### Task details
Retype all of the entries word for word.

::::

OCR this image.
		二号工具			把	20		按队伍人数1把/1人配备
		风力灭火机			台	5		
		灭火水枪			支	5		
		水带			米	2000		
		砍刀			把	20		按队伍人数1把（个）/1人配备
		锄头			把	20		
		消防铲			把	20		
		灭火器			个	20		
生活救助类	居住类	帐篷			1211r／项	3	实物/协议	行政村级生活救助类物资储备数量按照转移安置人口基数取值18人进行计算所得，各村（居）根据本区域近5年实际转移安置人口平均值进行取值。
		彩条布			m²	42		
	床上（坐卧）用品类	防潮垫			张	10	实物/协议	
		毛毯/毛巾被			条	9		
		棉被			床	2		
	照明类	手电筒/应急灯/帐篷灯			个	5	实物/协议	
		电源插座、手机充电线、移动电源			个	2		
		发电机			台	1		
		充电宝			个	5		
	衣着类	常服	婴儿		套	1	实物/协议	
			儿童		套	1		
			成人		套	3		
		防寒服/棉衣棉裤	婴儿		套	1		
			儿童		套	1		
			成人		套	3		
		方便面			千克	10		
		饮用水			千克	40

::::

### Result of the exercise
OCR this image.
		二号工具			把	20		按队伍人数1把/1人配备
		风力灭火机			台	5		
		灭火水枪			支	5		
		水带			米	2000		
		砍刀			把	20		按队伍人数1把（个）/1人配备
		锄头			把	20		
		消防铲			把	20		
		灭火器			个	20		
生活救助类	居住类	帐篷			1211r／项	3	实物/协议	行政村级生活救助类物资储备数量按照转移安置人口基数取值18人进行计算所得，各村（居）根据本区域近5年实际转移安置人口平均值进行取值。
		彩条布			m²	42		
	床上（坐卧）用品类	防潮垫			张	10	实物/协议	
		毛毯/毛巾被			条	9		
		棉被			床	2		
	照明类	手电筒/应急灯/帐篷灯			个	5	实物/协议	
		电源插座、手机充电线、移动电源			个	2		
		发电机			台	1		
		充电宝			个	5		
	衣着类	常服	婴儿		套	1	实物/协议	
			儿童		套	1		
			成人		套	3		
		防寒服/棉衣棉裤	婴儿		套	1		
			儿童		套	1		
			成人		套	3		
		方便面			千克	10		
		饮用水			千克	40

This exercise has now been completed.